**WRITTEN EXERCISE**: Write the next part of the passage on constitutional theory and change, picking up after its final sentence.

Political and legal scholars have largely failed to incorporate a sophisticated theory of institutional and political change into constitutional theory. In this paper, I outline the underdeveloped conception of change set forth in the dominant strain of constitutional theory and how it fails to describe and account for the true nature of development in constitutional regimes. I further detail why understanding institutional and political change is of fundamental importance to constitutional analysis. Without a theory of development and change, constitutional theorists fail to provide plausible means of evaluating constitutional politics outside of the courts and, thereby, a way of achieving the good political regimes that they seek to realize.

Since the late 1950s, American constitutional theory has been dominated by theories providing the Supreme Court with better interpretive theories and justifications for judicial activism in light of the judiciary's non-democratic nature. Herbert Wechsler set constitutional theory on this path when he argued that the Supreme Court had parted with principled justification to reach its outcome in Brown v. Board of Education.1 Following Wechsler's complaint, works of constitutional theory were devoted, first, to the Post-New Deal political implication of an "active" Supreme Court, which willfully superseded democratically enacted legislation, and, second, to the jurisprudential development designed to re-establish judicial legitimacy following the perceived deviation from established doctrine following the Court's "switch in time" in 1937.2 Scholars on both the political left and right subsequently engaged in a race to craft better institutional justifications designed to quell complaints that the Supreme Court was a "naked power organ"3 and interpretive theories that would provide the Court the means of achieving certain outcomes acceptable to either the political left or right. The result of Wechslerian constitutional theory was conflating theory with constitutional law.

Inherent in constitutional theory as constitutional law is a theory of constitutional change that is driven by what the Supreme Court says. Charles Evans Hughes's idiom, "We are under a Constitution, but the Constitution is what judges say it is" sums up the essence of the theory quite well. In less memorable but less beguiling words, the courts are the institutions with primary (and ultimate) responsibility for defining the contours of constitutional meaning. In all but the rarest of occasions (e.g. formal constitutional amendment), constitutional change derives from the evolution of legal doctrine as dictated from the bench.

Annotated element listings
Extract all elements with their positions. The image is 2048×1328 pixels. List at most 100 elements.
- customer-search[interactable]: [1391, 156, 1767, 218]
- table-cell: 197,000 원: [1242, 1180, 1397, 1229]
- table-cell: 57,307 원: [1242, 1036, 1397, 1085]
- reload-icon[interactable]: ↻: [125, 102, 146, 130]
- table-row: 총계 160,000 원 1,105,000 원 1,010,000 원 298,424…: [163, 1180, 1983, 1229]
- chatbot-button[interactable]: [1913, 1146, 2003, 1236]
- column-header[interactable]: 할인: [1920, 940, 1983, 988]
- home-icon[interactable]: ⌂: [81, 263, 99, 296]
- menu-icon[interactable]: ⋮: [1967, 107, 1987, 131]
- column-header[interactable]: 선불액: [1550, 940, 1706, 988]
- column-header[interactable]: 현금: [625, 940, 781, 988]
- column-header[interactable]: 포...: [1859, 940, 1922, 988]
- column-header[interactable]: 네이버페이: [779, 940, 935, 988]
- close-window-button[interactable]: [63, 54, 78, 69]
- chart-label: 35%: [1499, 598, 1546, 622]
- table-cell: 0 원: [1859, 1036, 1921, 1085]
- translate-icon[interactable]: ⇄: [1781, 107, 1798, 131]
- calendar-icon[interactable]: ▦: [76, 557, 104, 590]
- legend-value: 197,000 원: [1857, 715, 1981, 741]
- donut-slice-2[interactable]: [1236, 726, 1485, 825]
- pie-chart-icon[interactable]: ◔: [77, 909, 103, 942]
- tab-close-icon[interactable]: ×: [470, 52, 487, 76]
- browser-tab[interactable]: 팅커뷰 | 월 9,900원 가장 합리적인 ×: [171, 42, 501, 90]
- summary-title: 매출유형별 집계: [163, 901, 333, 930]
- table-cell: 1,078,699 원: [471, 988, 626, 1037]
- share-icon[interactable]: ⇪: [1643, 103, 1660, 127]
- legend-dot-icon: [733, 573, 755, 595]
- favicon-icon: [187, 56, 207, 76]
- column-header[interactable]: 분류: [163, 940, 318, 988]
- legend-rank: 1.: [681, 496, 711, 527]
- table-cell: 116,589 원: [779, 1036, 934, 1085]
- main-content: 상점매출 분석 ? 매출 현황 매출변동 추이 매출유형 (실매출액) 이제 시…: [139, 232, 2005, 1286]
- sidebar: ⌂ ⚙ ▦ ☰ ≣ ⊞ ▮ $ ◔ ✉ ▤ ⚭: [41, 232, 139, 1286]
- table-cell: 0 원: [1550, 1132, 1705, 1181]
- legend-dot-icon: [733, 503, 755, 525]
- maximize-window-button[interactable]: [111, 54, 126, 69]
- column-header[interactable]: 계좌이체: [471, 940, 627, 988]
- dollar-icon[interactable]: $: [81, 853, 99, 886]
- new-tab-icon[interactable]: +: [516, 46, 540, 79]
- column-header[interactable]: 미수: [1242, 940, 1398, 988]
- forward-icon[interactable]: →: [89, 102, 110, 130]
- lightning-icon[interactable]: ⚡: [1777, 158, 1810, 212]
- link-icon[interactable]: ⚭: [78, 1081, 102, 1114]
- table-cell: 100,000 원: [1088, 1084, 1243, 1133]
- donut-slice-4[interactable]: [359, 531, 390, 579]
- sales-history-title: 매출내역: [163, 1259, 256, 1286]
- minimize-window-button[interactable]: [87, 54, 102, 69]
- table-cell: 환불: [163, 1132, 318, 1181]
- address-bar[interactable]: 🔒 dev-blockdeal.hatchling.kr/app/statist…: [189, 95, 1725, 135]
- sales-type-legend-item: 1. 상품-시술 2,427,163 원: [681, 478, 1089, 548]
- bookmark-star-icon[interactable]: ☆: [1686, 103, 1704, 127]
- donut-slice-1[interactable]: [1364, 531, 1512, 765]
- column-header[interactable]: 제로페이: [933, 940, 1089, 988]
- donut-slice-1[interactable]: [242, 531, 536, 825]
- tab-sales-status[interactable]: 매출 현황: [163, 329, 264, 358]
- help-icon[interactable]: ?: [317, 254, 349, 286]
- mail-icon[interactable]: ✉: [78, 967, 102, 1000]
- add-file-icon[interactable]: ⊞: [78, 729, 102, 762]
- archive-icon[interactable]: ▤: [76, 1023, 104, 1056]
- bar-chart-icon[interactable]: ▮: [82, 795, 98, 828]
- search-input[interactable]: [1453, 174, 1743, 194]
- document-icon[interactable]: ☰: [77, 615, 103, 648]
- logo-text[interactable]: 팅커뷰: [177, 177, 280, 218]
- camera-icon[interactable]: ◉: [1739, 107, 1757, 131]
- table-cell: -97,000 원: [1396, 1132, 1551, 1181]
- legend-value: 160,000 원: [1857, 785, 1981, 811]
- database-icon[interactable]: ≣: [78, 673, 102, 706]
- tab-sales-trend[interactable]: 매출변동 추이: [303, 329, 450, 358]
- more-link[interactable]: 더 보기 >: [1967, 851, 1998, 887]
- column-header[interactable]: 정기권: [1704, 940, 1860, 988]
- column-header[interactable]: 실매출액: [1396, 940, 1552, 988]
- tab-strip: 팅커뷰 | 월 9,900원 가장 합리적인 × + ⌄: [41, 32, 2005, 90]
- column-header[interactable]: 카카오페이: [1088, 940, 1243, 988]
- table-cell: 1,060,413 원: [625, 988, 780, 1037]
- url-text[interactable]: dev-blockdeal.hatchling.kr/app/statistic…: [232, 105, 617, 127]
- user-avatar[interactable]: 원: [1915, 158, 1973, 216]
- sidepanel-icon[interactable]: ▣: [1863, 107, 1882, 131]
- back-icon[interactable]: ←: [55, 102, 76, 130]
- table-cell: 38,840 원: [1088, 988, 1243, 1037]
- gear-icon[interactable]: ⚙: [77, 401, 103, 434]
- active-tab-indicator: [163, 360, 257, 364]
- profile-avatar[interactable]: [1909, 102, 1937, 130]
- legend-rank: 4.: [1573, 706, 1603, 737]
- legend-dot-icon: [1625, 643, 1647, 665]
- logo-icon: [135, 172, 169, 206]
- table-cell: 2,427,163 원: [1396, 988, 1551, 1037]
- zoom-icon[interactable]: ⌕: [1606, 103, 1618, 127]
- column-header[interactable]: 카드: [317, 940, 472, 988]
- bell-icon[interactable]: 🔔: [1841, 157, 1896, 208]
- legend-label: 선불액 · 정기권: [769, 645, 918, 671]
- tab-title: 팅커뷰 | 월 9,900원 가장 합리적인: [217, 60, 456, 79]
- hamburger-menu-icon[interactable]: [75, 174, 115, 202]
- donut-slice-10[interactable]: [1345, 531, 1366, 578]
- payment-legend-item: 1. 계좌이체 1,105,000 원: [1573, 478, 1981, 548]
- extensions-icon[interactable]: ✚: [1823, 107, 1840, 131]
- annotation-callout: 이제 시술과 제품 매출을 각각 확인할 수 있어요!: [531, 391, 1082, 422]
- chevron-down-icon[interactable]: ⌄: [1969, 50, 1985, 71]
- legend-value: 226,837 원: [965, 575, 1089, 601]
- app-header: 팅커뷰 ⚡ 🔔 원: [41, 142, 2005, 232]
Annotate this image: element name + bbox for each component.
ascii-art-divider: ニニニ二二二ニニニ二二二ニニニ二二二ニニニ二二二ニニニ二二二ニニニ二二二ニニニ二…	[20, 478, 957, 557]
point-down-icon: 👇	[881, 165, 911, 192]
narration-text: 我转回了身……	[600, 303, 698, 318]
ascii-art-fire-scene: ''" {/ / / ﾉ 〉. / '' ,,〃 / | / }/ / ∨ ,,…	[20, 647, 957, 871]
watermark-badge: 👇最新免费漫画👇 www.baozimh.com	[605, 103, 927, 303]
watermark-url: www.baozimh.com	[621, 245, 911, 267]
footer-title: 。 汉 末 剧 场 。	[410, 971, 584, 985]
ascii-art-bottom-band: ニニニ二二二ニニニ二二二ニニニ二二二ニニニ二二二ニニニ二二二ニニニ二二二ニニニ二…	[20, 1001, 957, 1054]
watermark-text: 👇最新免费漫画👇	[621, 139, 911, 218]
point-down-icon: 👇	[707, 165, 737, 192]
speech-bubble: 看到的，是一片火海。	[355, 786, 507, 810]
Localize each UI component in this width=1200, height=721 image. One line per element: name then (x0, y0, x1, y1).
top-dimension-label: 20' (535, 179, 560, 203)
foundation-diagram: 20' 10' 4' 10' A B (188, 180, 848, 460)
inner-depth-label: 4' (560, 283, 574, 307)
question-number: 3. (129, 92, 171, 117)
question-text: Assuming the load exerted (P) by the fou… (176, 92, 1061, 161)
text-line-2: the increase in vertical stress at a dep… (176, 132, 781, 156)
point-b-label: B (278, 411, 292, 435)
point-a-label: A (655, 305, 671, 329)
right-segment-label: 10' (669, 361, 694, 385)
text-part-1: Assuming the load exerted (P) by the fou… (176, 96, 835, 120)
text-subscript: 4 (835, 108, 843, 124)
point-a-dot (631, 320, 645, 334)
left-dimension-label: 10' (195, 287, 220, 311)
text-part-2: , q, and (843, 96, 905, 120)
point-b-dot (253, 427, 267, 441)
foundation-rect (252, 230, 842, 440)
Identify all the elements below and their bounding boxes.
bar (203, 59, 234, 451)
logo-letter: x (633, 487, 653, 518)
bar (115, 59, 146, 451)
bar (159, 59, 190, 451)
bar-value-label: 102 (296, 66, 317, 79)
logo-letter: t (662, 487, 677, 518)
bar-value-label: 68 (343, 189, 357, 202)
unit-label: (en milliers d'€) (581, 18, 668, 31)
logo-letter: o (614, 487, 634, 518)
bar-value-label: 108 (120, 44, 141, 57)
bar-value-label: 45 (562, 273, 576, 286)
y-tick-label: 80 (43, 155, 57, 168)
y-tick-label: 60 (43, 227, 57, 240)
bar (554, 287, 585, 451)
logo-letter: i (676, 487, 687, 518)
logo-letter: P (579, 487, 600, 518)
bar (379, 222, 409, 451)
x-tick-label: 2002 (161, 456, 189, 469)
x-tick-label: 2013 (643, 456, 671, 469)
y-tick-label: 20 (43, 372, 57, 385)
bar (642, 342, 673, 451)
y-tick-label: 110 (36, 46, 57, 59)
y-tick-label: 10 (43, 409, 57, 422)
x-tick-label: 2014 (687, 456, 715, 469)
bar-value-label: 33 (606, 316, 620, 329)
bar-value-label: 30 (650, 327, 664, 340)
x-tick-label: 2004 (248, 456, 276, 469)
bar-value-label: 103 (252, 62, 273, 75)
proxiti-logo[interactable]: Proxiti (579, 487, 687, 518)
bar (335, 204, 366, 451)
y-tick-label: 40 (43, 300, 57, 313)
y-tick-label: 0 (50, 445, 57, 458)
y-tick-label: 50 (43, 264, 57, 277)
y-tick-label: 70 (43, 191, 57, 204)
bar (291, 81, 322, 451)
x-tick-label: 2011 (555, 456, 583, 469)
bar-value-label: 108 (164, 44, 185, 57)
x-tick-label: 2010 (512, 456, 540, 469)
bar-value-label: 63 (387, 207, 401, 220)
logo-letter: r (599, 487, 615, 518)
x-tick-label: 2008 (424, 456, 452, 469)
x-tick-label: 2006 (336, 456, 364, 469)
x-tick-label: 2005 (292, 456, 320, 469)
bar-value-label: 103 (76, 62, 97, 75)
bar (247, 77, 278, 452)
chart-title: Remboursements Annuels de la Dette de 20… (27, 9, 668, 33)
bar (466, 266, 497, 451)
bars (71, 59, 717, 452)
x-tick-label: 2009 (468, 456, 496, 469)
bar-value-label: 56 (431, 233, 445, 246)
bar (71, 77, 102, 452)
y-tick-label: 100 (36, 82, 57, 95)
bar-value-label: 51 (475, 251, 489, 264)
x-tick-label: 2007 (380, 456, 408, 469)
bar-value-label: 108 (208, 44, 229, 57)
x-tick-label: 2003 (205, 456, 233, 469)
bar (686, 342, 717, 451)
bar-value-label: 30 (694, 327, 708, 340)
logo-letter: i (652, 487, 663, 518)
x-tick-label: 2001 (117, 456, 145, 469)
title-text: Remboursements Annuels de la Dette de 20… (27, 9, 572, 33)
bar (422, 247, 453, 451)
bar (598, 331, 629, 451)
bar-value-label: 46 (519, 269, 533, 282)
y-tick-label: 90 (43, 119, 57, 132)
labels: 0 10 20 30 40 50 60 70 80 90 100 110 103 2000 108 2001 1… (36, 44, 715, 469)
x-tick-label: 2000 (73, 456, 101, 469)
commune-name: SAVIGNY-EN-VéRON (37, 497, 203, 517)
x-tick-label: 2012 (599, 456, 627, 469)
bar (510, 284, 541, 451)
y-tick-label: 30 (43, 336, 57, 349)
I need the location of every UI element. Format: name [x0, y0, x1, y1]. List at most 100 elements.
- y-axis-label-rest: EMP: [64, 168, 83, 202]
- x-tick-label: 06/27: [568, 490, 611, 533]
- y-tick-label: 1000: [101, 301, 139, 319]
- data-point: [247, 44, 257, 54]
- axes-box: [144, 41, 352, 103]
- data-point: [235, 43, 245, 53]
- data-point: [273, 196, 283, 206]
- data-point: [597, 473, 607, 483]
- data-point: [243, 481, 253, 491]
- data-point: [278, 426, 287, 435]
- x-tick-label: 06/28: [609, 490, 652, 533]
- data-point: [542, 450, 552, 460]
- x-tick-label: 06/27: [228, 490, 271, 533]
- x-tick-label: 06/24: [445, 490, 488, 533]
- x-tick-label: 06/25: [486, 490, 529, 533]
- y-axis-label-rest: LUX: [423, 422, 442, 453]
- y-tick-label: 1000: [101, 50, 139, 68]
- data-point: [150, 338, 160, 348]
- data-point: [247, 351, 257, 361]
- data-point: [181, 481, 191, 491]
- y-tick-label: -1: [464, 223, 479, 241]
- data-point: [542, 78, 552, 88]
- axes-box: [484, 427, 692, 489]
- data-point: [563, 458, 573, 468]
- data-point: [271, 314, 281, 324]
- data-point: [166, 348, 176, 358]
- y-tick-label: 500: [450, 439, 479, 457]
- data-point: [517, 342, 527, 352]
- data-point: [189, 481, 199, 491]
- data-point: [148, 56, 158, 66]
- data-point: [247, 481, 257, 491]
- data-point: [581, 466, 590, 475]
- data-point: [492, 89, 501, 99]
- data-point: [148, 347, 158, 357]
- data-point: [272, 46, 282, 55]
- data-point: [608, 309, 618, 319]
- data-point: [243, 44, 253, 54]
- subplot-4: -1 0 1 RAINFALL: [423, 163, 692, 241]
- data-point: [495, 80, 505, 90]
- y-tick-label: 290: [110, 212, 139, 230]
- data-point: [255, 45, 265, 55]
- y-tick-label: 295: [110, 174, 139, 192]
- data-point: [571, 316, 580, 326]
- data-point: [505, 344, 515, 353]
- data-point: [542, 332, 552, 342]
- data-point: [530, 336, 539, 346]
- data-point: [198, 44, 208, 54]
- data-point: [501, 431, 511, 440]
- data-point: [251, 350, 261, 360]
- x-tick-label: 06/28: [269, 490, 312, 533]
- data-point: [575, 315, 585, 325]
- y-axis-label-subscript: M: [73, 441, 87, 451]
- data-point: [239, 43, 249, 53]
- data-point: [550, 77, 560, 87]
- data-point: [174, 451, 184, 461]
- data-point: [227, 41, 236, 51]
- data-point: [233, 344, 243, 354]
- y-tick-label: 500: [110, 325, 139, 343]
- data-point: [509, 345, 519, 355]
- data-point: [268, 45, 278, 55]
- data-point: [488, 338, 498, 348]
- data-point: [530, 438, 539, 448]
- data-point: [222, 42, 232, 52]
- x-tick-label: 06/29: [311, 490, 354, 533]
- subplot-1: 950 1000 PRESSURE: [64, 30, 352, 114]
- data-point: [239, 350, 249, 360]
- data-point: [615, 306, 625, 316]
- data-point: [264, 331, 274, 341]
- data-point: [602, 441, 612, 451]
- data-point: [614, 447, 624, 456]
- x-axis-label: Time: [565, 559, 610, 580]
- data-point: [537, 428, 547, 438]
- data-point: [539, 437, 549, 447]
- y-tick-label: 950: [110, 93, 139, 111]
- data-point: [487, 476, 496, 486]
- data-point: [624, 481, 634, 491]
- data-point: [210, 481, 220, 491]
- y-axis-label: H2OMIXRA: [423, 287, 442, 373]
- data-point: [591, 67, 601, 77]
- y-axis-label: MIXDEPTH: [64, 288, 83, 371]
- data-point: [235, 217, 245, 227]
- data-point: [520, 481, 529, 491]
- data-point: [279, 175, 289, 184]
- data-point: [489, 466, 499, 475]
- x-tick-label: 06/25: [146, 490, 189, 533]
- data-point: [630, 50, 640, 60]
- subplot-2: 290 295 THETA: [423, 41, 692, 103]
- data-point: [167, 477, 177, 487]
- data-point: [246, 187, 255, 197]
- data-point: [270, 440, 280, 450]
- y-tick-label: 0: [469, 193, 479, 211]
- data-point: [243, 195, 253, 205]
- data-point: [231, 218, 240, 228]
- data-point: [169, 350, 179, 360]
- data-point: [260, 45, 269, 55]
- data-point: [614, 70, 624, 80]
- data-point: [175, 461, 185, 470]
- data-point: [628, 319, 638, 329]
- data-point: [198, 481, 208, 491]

**ANSWER BELOW**:
Such belief led constitutional theorists, mostly employed by the nation's elite law schools, to entrench their understanding of good political regimes within interpretive theories. Such can be seen in the most influential works of constitutional theory from the 1960s through the early 1990s, including the work of Alexander Bickel, John Hart Ely, Ronald Dworkin, and Bruce Ackerman. I will briefly sketch the nature of change in each of these scholars' theories to underscore the insufficient attention paid to change within a constitutional regime.

Alexander Bickel argued that judicial restraint was necessary in order to legitimate the practice of judicial review. Since judicial review "revise[s] a pre-existing order that is otherwise viable and was arrived at by more normal procedures," judicial restraint is necessary to prevent "enlarg[ing] authoritarian judicial power at undue cost in the effective and responsible functioning of the political institutions."4 Bickel's theory of judicial restraint was refined in John Hart Ely's Democracy and Distrust in which Ely argued that judicial review's proper place in the American system of governance was policing the democratic process.5

One might be tempted to argue that Bickel and, more so, Ely have a theory of change outside of the courts. Both theorists argue that the Supreme Court should protect the democratic process to ensure that political change is legitimate by including all eligible members of the polity in the deliberation and collective decision-making process. The role of the Court as the protector of the democratic process legitimates political change outside of the judiciary and, thereby, acknowledges that change can and will occur outside of the courts. However, Bickel and Ely fail to account for the courts functioning as part...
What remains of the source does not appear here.